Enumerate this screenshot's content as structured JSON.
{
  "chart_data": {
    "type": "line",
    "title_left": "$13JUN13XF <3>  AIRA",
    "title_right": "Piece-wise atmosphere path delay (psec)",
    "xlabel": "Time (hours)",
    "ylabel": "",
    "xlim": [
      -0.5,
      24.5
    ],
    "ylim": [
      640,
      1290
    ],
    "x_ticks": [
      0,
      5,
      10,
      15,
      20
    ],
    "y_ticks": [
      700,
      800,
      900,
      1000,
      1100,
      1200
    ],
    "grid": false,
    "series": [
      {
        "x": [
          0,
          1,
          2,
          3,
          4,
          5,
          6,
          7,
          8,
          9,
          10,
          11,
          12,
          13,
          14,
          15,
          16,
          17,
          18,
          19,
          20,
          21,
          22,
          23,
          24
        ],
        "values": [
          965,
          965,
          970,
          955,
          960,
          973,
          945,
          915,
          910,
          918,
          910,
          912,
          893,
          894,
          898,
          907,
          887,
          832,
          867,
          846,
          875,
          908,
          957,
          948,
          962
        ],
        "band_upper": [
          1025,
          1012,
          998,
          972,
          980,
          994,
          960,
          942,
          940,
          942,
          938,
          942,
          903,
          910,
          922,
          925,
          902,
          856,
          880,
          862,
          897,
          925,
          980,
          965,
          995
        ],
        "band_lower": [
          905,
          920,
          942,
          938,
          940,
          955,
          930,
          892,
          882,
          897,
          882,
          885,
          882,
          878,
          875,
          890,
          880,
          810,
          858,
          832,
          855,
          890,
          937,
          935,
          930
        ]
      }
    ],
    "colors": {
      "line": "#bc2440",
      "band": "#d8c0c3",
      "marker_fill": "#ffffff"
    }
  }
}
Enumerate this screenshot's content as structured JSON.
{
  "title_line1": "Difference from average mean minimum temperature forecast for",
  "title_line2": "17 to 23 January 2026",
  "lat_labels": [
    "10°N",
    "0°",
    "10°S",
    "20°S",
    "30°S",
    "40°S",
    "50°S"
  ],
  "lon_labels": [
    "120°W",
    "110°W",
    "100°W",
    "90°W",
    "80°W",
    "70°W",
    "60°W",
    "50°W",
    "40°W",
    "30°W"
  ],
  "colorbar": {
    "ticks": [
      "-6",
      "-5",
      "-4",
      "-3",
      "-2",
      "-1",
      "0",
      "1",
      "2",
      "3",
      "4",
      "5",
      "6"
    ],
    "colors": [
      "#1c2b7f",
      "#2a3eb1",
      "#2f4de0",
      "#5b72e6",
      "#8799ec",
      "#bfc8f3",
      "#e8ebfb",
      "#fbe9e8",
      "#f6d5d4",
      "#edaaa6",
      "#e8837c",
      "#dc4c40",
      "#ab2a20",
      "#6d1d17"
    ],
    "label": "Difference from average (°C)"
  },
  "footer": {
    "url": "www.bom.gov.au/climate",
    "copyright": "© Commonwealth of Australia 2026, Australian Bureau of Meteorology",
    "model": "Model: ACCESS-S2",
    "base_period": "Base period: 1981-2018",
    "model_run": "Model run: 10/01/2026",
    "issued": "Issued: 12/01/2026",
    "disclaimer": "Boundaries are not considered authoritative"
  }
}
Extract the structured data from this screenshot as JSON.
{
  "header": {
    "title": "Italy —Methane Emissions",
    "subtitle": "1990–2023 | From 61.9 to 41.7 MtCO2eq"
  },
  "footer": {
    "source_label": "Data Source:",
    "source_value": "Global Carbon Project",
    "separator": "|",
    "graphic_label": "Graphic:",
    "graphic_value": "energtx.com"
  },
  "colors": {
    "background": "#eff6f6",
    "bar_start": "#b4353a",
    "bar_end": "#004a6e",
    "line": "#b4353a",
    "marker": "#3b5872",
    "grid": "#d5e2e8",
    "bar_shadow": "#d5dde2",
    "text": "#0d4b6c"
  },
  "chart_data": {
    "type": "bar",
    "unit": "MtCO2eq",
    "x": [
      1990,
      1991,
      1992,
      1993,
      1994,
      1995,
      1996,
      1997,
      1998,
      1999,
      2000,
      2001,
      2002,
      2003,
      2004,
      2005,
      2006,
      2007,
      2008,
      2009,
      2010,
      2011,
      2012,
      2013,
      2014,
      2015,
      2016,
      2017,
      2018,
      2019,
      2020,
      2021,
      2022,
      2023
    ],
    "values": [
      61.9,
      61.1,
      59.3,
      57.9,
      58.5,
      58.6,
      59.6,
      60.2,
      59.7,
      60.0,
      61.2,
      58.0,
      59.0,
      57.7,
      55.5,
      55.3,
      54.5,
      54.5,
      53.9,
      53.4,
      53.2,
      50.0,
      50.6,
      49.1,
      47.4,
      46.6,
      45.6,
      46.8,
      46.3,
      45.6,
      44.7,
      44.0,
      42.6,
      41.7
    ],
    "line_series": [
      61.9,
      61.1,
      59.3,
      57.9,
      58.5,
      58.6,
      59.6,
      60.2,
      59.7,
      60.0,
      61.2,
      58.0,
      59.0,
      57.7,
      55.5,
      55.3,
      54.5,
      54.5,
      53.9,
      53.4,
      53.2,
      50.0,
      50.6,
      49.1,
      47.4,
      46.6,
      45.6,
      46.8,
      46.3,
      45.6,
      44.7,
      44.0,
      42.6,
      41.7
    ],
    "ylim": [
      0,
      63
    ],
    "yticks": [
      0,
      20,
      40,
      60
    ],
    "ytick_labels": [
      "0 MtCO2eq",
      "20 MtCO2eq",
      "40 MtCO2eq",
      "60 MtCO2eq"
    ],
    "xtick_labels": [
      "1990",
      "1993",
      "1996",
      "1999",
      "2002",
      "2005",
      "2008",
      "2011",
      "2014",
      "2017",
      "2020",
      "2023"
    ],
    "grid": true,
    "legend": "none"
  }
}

TASK INSTRUCTIONS:
Print the listing above in full, exactly as it is.

TASK OUTPUT:
Enumerate this screenshot's content as structured JSON.
{
  "chart_data": {
    "type": "line",
    "title_left": "$13JUN13XF <3>  AIRA",
    "title_right": "Piece-wise atmosphere path delay (psec)",
    "xlabel": "Time (hours)",
    "ylabel": "",
    "xlim": [
      -0.5,
      24.5
    ],
    "ylim": [
      640,
      1290
    ],
    "x_ticks": [
      0,
      5,
      10,
      15,
      20
    ],
    "y_ticks": [
      700,
      800,
      900,
      1000,
      1100,
      1200
    ],
    "grid": false,
    "series": [
      {
        "x": [
          0,
          1,
          2,
          3,
          4,
          5,
          6,
          7,
          8,
          9,
          10,
          11,
          12,
          13,
          14,
          15,
          16,
          17,
          18,
          19,
          20,
          21,
          22,
          23,
          24
        ],
        "values": [
          965,
          965,
          970,
          955,
          960,
          973,
          945,
          915,
          910,
          918,
          910,
          912,
          893,
          894,
          898,
          907,
          887,
          832,
          867,
          846,
          875,
          908,
          957,
          948,
          962
        ],
        "band_upper": [
          1025,
          1012,
          998,
          972,
          980,
          994,
          960,
          942,
          940,
          942,
          938,
          942,
          903,
          910,
          922,
          925,
          902,
          856,
          880,
          862,
          897,
          925,
          980,
          965,
          995
        ],
        "band_lower": [
          905,
          920,
          942,
          938,
          940,
          955,
          930,
          892,
          882,
          897,
          882,
          885,
          882,
          878,
          875,
          890,
          880,
          810,
          858,
          832,
          855,
          890,
          937,
          935,
          930
        ]
      }
    ],
    "colors": {
      "line": "#bc2440",
      "band": "#d8c0c3",
      "marker_fill": "#ffffff"
    }
  }
}
Enumerate this screenshot's content as structured JSON.
{
  "title_line1": "Difference from average mean minimum temperature forecast for",
  "title_line2": "17 to 23 January 2026",
  "lat_labels": [
    "10°N",
    "0°",
    "10°S",
    "20°S",
    "30°S",
    "40°S",
    "50°S"
  ],
  "lon_labels": [
    "120°W",
    "110°W",
    "100°W",
    "90°W",
    "80°W",
    "70°W",
    "60°W",
    "50°W",
    "40°W",
    "30°W"
  ],
  "colorbar": {
    "ticks": [
      "-6",
      "-5",
      "-4",
      "-3",
      "-2",
      "-1",
      "0",
      "1",
      "2",
      "3",
      "4",
      "5",
      "6"
    ],
    "colors": [
      "#1c2b7f",
      "#2a3eb1",
      "#2f4de0",
      "#5b72e6",
      "#8799ec",
      "#bfc8f3",
      "#e8ebfb",
      "#fbe9e8",
      "#f6d5d4",
      "#edaaa6",
      "#e8837c",
      "#dc4c40",
      "#ab2a20",
      "#6d1d17"
    ],
    "label": "Difference from average (°C)"
  },
  "footer": {
    "url": "www.bom.gov.au/climate",
    "copyright": "© Commonwealth of Australia 2026, Australian Bureau of Meteorology",
    "model": "Model: ACCESS-S2",
    "base_period": "Base period: 1981-2018",
    "model_run": "Model run: 10/01/2026",
    "issued": "Issued: 12/01/2026",
    "disclaimer": "Boundaries are not considered authoritative"
  }
}
Extract the structured data from this screenshot as JSON.
{
  "header": {
    "title": "Italy —Methane Emissions",
    "subtitle": "1990–2023 | From 61.9 to 41.7 MtCO2eq"
  },
  "footer": {
    "source_label": "Data Source:",
    "source_value": "Global Carbon Project",
    "separator": "|",
    "graphic_label": "Graphic:",
    "graphic_value": "energtx.com"
  },
  "colors": {
    "background": "#eff6f6",
    "bar_start": "#b4353a",
    "bar_end": "#004a6e",
    "line": "#b4353a",
    "marker": "#3b5872",
    "grid": "#d5e2e8",
    "bar_shadow": "#d5dde2",
    "text": "#0d4b6c"
  },
  "chart_data": {
    "type": "bar",
    "unit": "MtCO2eq",
    "x": [
      1990,
      1991,
      1992,
      1993,
      1994,
      1995,
      1996,
      1997,
      1998,
      1999,
      2000,
      2001,
      2002,
      2003,
      2004,
      2005,
      2006,
      2007,
      2008,
      2009,
      2010,
      2011,
      2012,
      2013,
      2014,
      2015,
      2016,
      2017,
      2018,
      2019,
      2020,
      2021,
      2022,
      2023
    ],
    "values": [
      61.9,
      61.1,
      59.3,
      57.9,
      58.5,
      58.6,
      59.6,
      60.2,
      59.7,
      60.0,
      61.2,
      58.0,
      59.0,
      57.7,
      55.5,
      55.3,
      54.5,
      54.5,
      53.9,
      53.4,
      53.2,
      50.0,
      50.6,
      49.1,
      47.4,
      46.6,
      45.6,
      46.8,
      46.3,
      45.6,
      44.7,
      44.0,
      42.6,
      41.7
    ],
    "line_series": [
      61.9,
      61.1,
      59.3,
      57.9,
      58.5,
      58.6,
      59.6,
      60.2,
      59.7,
      60.0,
      61.2,
      58.0,
      59.0,
      57.7,
      55.5,
      55.3,
      54.5,
      54.5,
      53.9,
      53.4,
      53.2,
      50.0,
      50.6,
      49.1,
      47.4,
      46.6,
      45.6,
      46.8,
      46.3,
      45.6,
      44.7,
      44.0,
      42.6,
      41.7
    ],
    "ylim": [
      0,
      63
    ],
    "yticks": [
      0,
      20,
      40,
      60
    ],
    "ytick_labels": [
      "0 MtCO2eq",
      "20 MtCO2eq",
      "40 MtCO2eq",
      "60 MtCO2eq"
    ],
    "xtick_labels": [
      "1990",
      "1993",
      "1996",
      "1999",
      "2002",
      "2005",
      "2008",
      "2011",
      "2014",
      "2017",
      "2020",
      "2023"
    ],
    "grid": true,
    "legend": "none"
  }
}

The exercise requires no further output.